Aim:
Give back the records below exactly, every one, with no pictures.

## START Data extract

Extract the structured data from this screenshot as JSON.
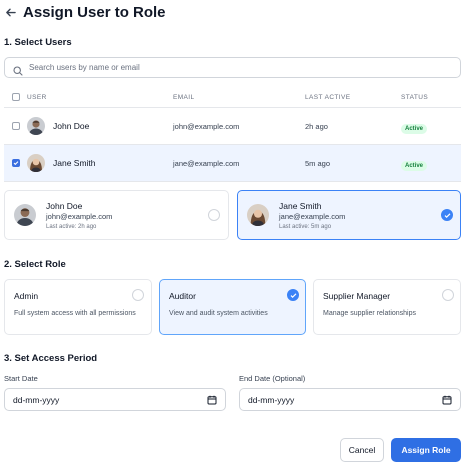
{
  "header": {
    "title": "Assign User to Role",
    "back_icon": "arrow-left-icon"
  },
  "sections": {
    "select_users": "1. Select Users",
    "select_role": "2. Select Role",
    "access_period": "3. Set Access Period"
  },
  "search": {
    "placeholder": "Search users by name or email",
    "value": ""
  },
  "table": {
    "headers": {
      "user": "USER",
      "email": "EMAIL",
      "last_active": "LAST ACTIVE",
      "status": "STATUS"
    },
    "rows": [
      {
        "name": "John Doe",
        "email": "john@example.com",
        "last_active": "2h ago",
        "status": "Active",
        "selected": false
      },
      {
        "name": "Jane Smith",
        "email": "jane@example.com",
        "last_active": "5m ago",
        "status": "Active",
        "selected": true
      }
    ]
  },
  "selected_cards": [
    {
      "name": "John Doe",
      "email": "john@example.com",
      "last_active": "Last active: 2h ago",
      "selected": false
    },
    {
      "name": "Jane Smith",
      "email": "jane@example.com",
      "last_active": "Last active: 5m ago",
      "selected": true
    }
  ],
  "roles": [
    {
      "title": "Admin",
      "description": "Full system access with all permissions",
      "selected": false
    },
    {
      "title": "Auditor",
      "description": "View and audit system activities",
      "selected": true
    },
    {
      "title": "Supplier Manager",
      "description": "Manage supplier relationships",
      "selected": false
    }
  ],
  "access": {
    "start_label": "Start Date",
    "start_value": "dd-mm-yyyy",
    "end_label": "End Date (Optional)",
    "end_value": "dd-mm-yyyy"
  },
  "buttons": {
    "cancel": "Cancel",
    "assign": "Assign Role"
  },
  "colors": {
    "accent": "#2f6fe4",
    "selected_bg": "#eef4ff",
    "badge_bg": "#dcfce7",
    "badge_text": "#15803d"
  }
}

## END Data extract

The reply:
Extract the structured data from this screenshot as JSON.
{
  "header": {
    "title": "Assign User to Role",
    "back_icon": "arrow-left-icon"
  },
  "sections": {
    "select_users": "1. Select Users",
    "select_role": "2. Select Role",
    "access_period": "3. Set Access Period"
  },
  "search": {
    "placeholder": "Search users by name or email",
    "value": ""
  },
  "table": {
    "headers": {
      "user": "USER",
      "email": "EMAIL",
      "last_active": "LAST ACTIVE",
      "status": "STATUS"
    },
    "rows": [
      {
        "name": "John Doe",
        "email": "john@example.com",
        "last_active": "2h ago",
        "status": "Active",
        "selected": false
      },
      {
        "name": "Jane Smith",
        "email": "jane@example.com",
        "last_active": "5m ago",
        "status": "Active",
        "selected": true
      }
    ]
  },
  "selected_cards": [
    {
      "name": "John Doe",
      "email": "john@example.com",
      "last_active": "Last active: 2h ago",
      "selected": false
    },
    {
      "name": "Jane Smith",
      "email": "jane@example.com",
      "last_active": "Last active: 5m ago",
      "selected": true
    }
  ],
  "roles": [
    {
      "title": "Admin",
      "description": "Full system access with all permissions",
      "selected": false
    },
    {
      "title": "Auditor",
      "description": "View and audit system activities",
      "selected": true
    },
    {
      "title": "Supplier Manager",
      "description": "Manage supplier relationships",
      "selected": false
    }
  ],
  "access": {
    "start_label": "Start Date",
    "start_value": "dd-mm-yyyy",
    "end_label": "End Date (Optional)",
    "end_value": "dd-mm-yyyy"
  },
  "buttons": {
    "cancel": "Cancel",
    "assign": "Assign Role"
  },
  "colors": {
    "accent": "#2f6fe4",
    "selected_bg": "#eef4ff",
    "badge_bg": "#dcfce7",
    "badge_text": "#15803d"
  }
}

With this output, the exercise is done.